» Material shown:
=-=-=-=-=
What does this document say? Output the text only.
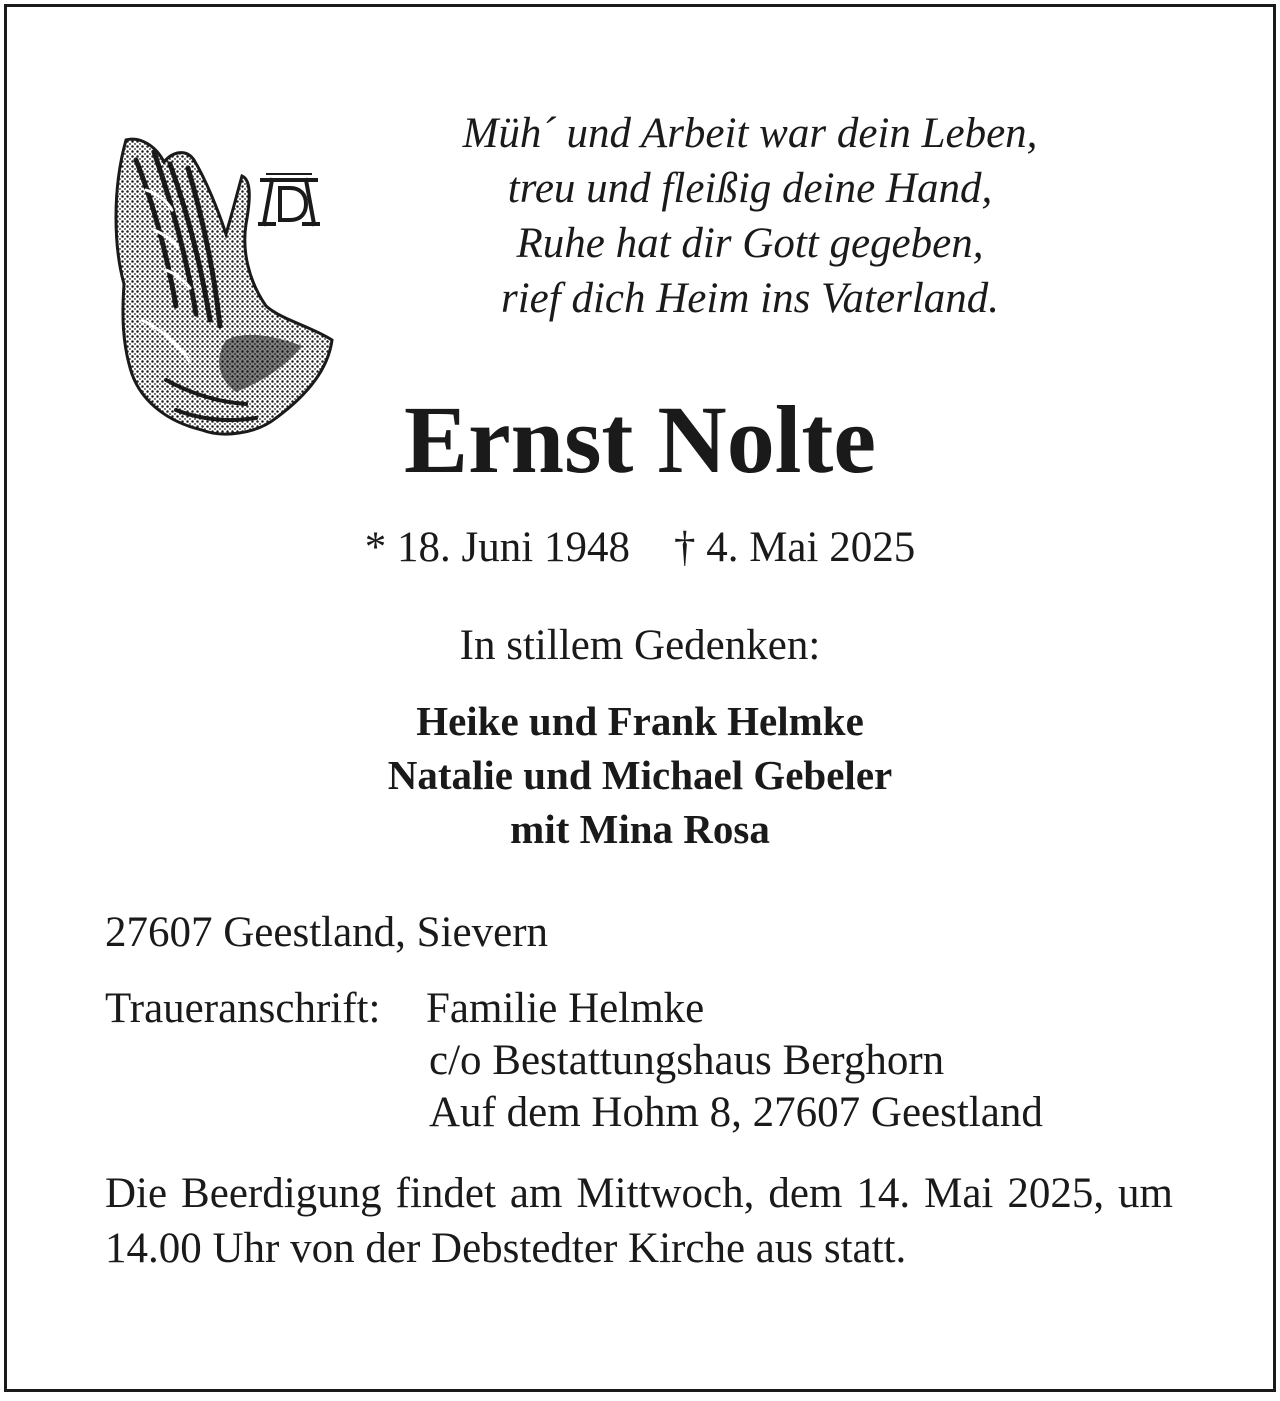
Müh´ und Arbeit war dein Leben,
treu und fleißig deine Hand,
Ruhe hat dir Gott gegeben,
rief dich Heim ins Vaterland.
Ernst Nolte
* 18. Juni 1948 † 4. Mai 2025
In stillem Gedenken:
Heike und Frank Helmke
Natalie und Michael Gebeler
mit Mina Rosa
27607 Geestland, Sievern
Traueranschrift: Familie Helmke
c/o Bestattungshaus Berghorn
Auf dem Hohm 8, 27607 Geestland
Die Beerdigung findet am Mittwoch, dem 14. Mai 2025, um 14.00 Uhr von der Debstedter Kirche aus statt.
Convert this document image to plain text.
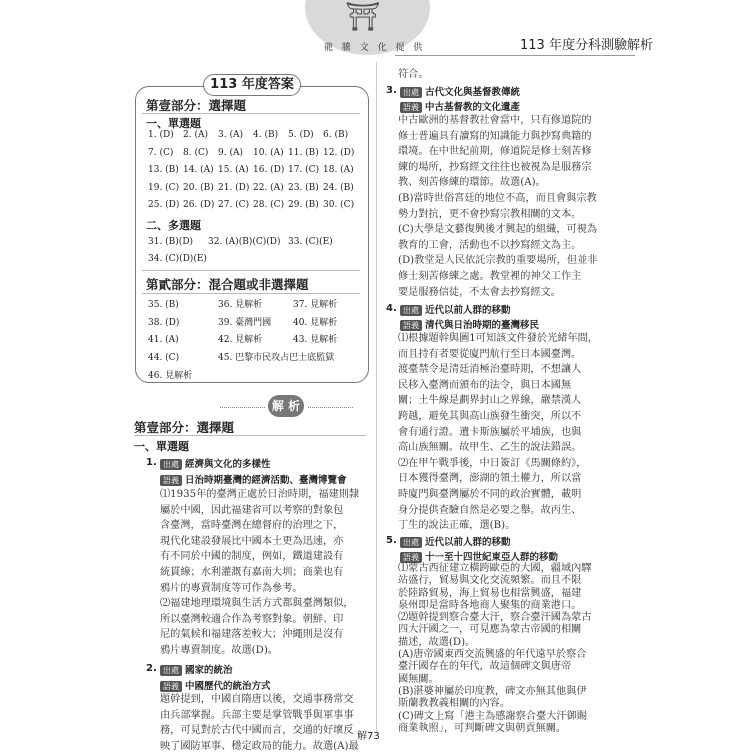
⛩
龍 騰 文 化 提 供	113 年度分科測驗解析
113 年度答案
第壹部分：選擇題
一、單選題
1. (D)	2. (A)	3. (A)	4. (B)	5. (D)	6. (B)
7. (C)	8. (C)	9. (A)	10. (A) 11. (B) 12. (D)
13. (B) 14. (A) 15. (A) 16. (D) 17. (C) 18. (A)
19. (C) 20. (B) 21. (D) 22. (A) 23. (B) 24. (B)
25. (D) 26. (D) 27. (C) 28. (C) 29. (B) 30. (C)
二、多選題
31. (B)(D) 32. (A)(B)(C)(D) 33. (C)(E)
34. (C)(D)(E)
第貳部分：混合題或非選擇題
35. (B)	36. 見解析	37. 見解析
38. (D)	39. 臺灣門國 40. 見解析
41. (A)	42. 見解析	43. 見解析
44. (C)	45. 巴黎市民攻占巴士底監獄
46. 見解析
解 析
第壹部分：選擇題
一、單選題
1. 出處 經濟與文化的多樣性
語義 日治時期臺灣的經濟活動、臺灣博覽會
⑴1935年的臺灣正處於日治時期，福建則隸
屬於中國，因此福建省可以考察的對象包
含臺灣，當時臺灣在總督府的治理之下，
現代化建設發展比中國本土更為迅速，亦
有不同於中國的制度，例如，鐵道建設有
統貫線；水利灌溉有嘉南大圳；商業也有
鴉片的專賣制度等可作為參考。
⑵福建地理環境與生活方式都與臺灣類似，
所以臺灣較適合作為考察對象。朝鮮、印
尼的氣候和福建落差較大；沖繩則是沒有
鴉片專賣制度。故選(D)。
2. 出處 國家的統治
語義 中國歷代的統治方式
題幹提到，中國自隋唐以後，交通事務常交
由兵部掌握。兵部主要是掌管戰爭與軍事事
務，可見對於古代中國而言，交通的好壞反
映了國防軍事、穩定政局的能力。故選(A)最
符合。
3. 出處 古代文化與基督教傳統
語義 中古基督教的文化遺產
中古歐洲的基督教社會當中，只有修道院的
修士普遍具有讀寫的知識能力與抄寫典籍的
環境。在中世紀前期，修道院是修士刻苦修
練的場所，抄寫經文往往也被視為是服務宗
教、刻苦修練的環節。故選(A)。
(B)當時世俗宮廷的地位不高，而且會與宗教
勢力對抗，更不會抄寫宗教相關的文本。
(C)大學是文藝復興後才興起的組織，可視為
教育的工會，活動也不以抄寫經文為主。
(D)教堂是人民依託宗教的重要場所，但並非
修士刻苦修練之處。教堂裡的神父工作主
要是服務信徒，不太會去抄寫經文。
4. 出處 近代以前人群的移動
語義 清代與日治時期的臺灣移民
⑴根據題幹與圖1可知該文件發於光緒年間，
而且持有者要從廈門航行至日本國臺灣。
渡臺禁令是清廷消極治臺時期，不想讓人
民移入臺灣而頒布的法令，與日本國無
關；土牛線是劃界封山之界線，嚴禁漢人
跨越，避免其與高山族發生衝突，所以不
會有通行證。遺卡斯族屬於平埔族，也與
高山族無關。故甲生、乙生的說法錯誤。
⑵在甲午戰爭後，中日簽訂《馬關條約》，
日本獲得臺灣，澎湖的領土權力，所以當
時廈門與臺灣屬於不同的政治實體，載明
身分提供查驗自然是必要之舉。故丙生、
丁生的說法正確，選(B)。
5. 出處 近代以前人群的移動
語義 十一至十四世紀東亞人群的移動
⑴蒙古西征建立橫跨歐亞的大國，疆域內驛
站盛行，貿易與文化交流頻繁。而且不限
於陸路貿易，海上貿易也相當興盛，福建
泉州即是當時各地商人聚集的商業港口。
⑵題幹提到察合臺大汗，察合臺汗國為蒙古
四大汗國之一，可見應為蒙古帝國的相關
描述，故選(D)。
(A)唐帝國東西交流興盛的年代遠早於察合
臺汗國存在的年代，故這個碑文與唐帝
國無關。
(B)湛婆神屬於印度教，碑文亦無其他與伊
斯蘭教教義相關的內容。
(C)碑文上寫「港主為感謝察合臺大汗御賜
商業執照」，可判斷碑文與朝貢無關。
解73
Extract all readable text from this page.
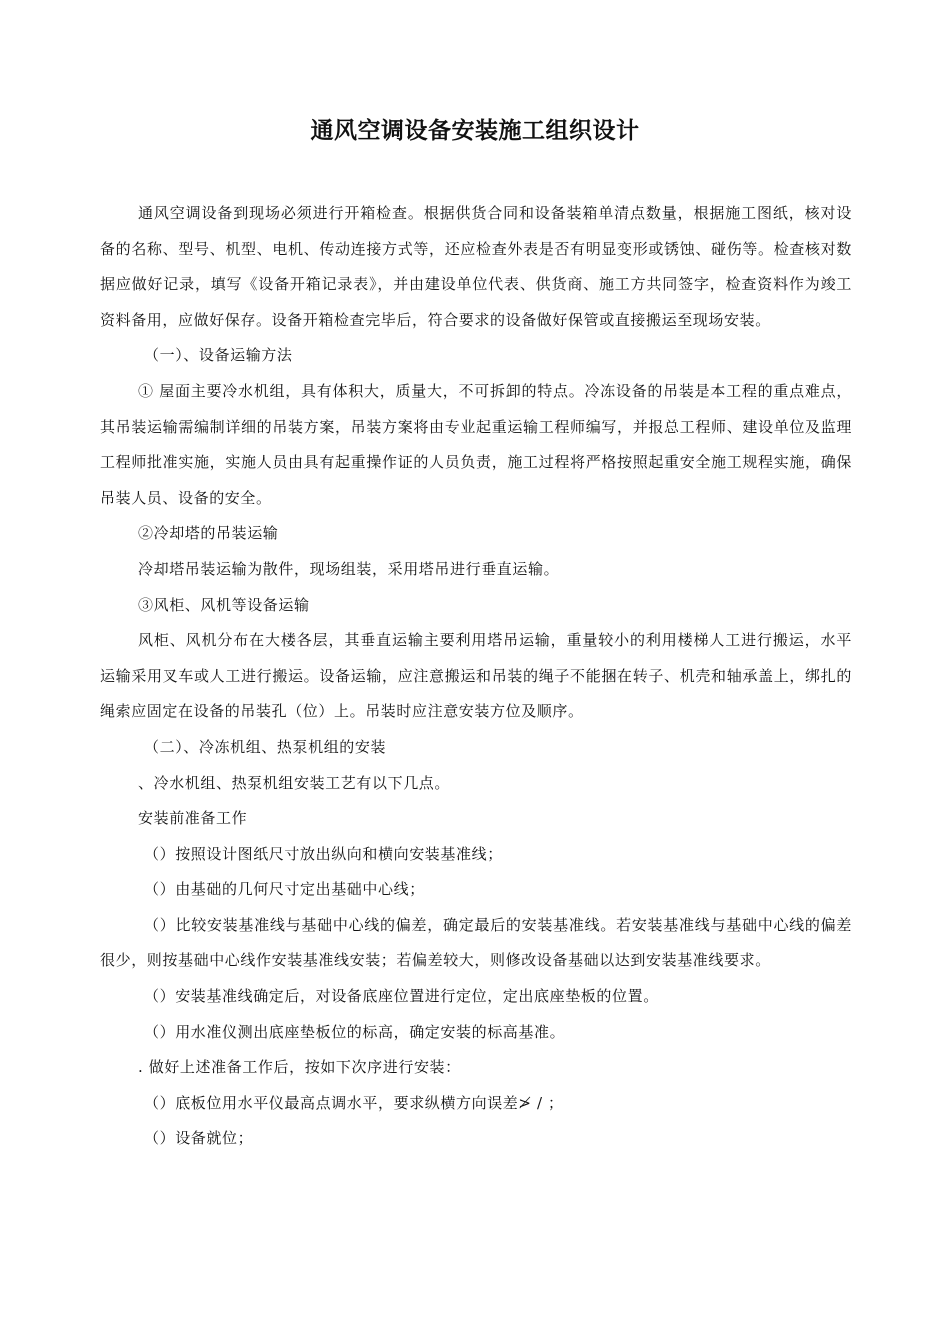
通风空调设备安装施工组织设计

通风空调设备到现场必须进行开箱检查。根据供货合同和设备装箱单清点数量，根据施工图纸，核对设备的名称、型号、机型、电机、传动连接方式等，还应检查外表是否有明显变形或锈蚀、碰伤等。检查核对数据应做好记录，填写《设备开箱记录表》，并由建设单位代表、供货商、施工方共同签字，检查资料作为竣工资料备用，应做好保存。设备开箱检查完毕后，符合要求的设备做好保管或直接搬运至现场安装。

（一）、设备运输方法

① 屋面主要冷水机组，具有体积大，质量大，不可拆卸的特点。冷冻设备的吊装是本工程的重点难点，其吊装运输需编制详细的吊装方案，吊装方案将由专业起重运输工程师编写，并报总工程师、建设单位及监理工程师批准实施，实施人员由具有起重操作证的人员负责，施工过程将严格按照起重安全施工规程实施，确保吊装人员、设备的安全。

②冷却塔的吊装运输

冷却塔吊装运输为散件，现场组装，采用塔吊进行垂直运输。

③风柜、风机等设备运输

风柜、风机分布在大楼各层，其垂直运输主要利用塔吊运输，重量较小的利用楼梯人工进行搬运，水平运输采用叉车或人工进行搬运。设备运输，应注意搬运和吊装的绳子不能捆在转子、机壳和轴承盖上，绑扎的绳索应固定在设备的吊装孔（位）上。吊装时应注意安装方位及顺序。

（二）、冷冻机组、热泵机组的安装

、冷水机组、热泵机组安装工艺有以下几点。

安装前准备工作

（）按照设计图纸尺寸放出纵向和横向安装基准线；

（）由基础的几何尺寸定出基础中心线；

（）比较安装基准线与基础中心线的偏差，确定最后的安装基准线。若安装基准线与基础中心线的偏差很少，则按基础中心线作安装基准线安装；若偏差较大，则修改设备基础以达到安装基准线要求。

（）安装基准线确定后，对设备底座位置进行定位，定出底座垫板的位置。

（）用水准仪测出底座垫板位的标高，确定安装的标高基准。

. 做好上述准备工作后，按如下次序进行安装：

（）底板位用水平仪最高点调水平，要求纵横方向误差≯ / ；

（）设备就位；
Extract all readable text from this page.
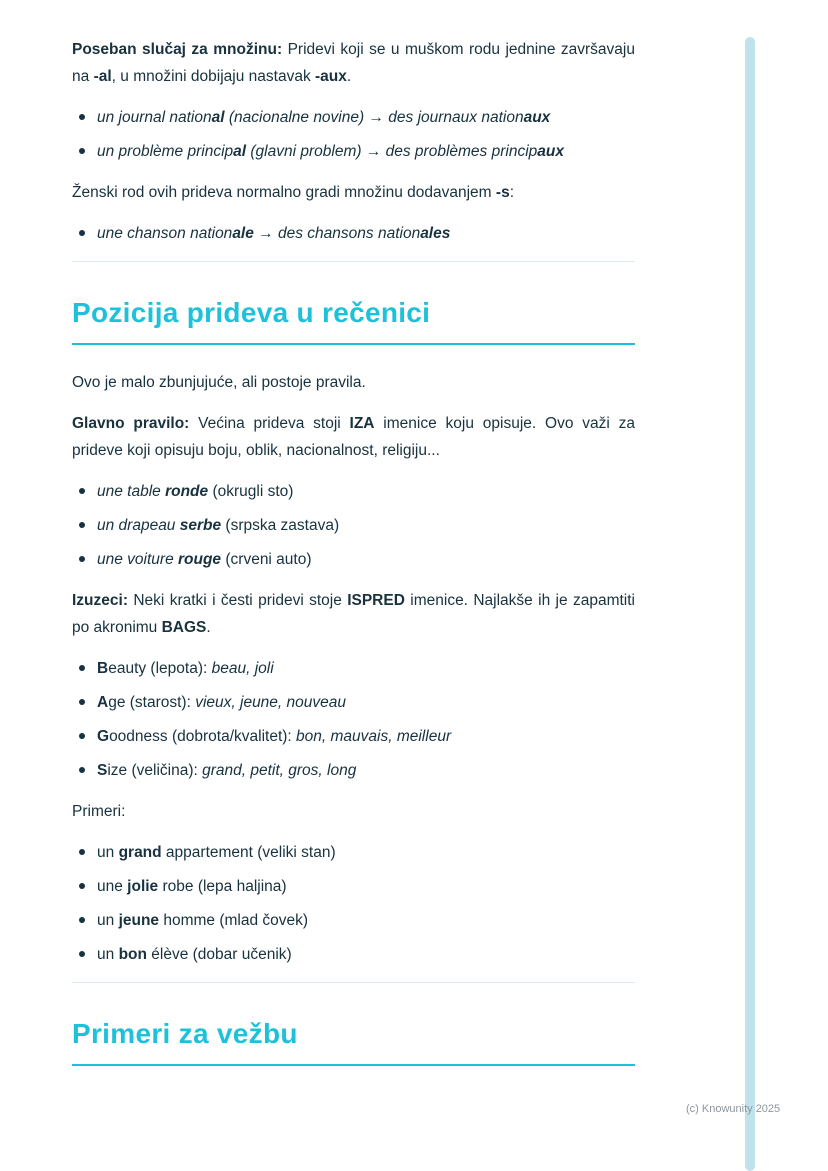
Poseban slučaj za množinu: Pridevi koji se u muškom rodu jednine završavaju na -al, u množini dobijaju nastavak -aux.

un journal national (nacionalne novine) → des journaux nationaux
un problème principal (glavni problem) → des problèmes principaux

Ženski rod ovih prideva normalno gradi množinu dodavanjem -s:

une chanson nationale → des chansons nationales
Pozicija prideva u rečenici

Ovo je malo zbunjujuće, ali postoje pravila.

Glavno pravilo: Većina prideva stoji IZA imenice koju opisuje. Ovo važi za prideve koji opisuju boju, oblik, nacionalnost, religiju...

une table ronde (okrugli sto)
un drapeau serbe (srpska zastava)
une voiture rouge (crveni auto)

Izuzeci: Neki kratki i česti pridevi stoje ISPRED imenice. Najlakše ih je zapamtiti po akronimu BAGS.

Beauty (lepota): beau, joli
Age (starost): vieux, jeune, nouveau
Goodness (dobrota/kvalitet): bon, mauvais, meilleur
Size (veličina): grand, petit, gros, long

Primeri:

un grand appartement (veliki stan)
une jolie robe (lepa haljina)
un jeune homme (mlad čovek)
un bon élève (dobar učenik)
Primeri za vežbu
(c) Knowunity 2025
=-=-=-=-=
» Exercise instructions: From the entries above, collect every line with the string "imenice" in it.

» Finished task:
Glavno pravilo: Većina prideva stoji IZA imenice koju opisuje. Ovo važi za prideve koji opisuju boju, oblik, nacionalnost, religiju...
Izuzeci: Neki kratki i česti pridevi stoje ISPRED imenice. Najlakše ih je zapamtiti po akronimu BAGS.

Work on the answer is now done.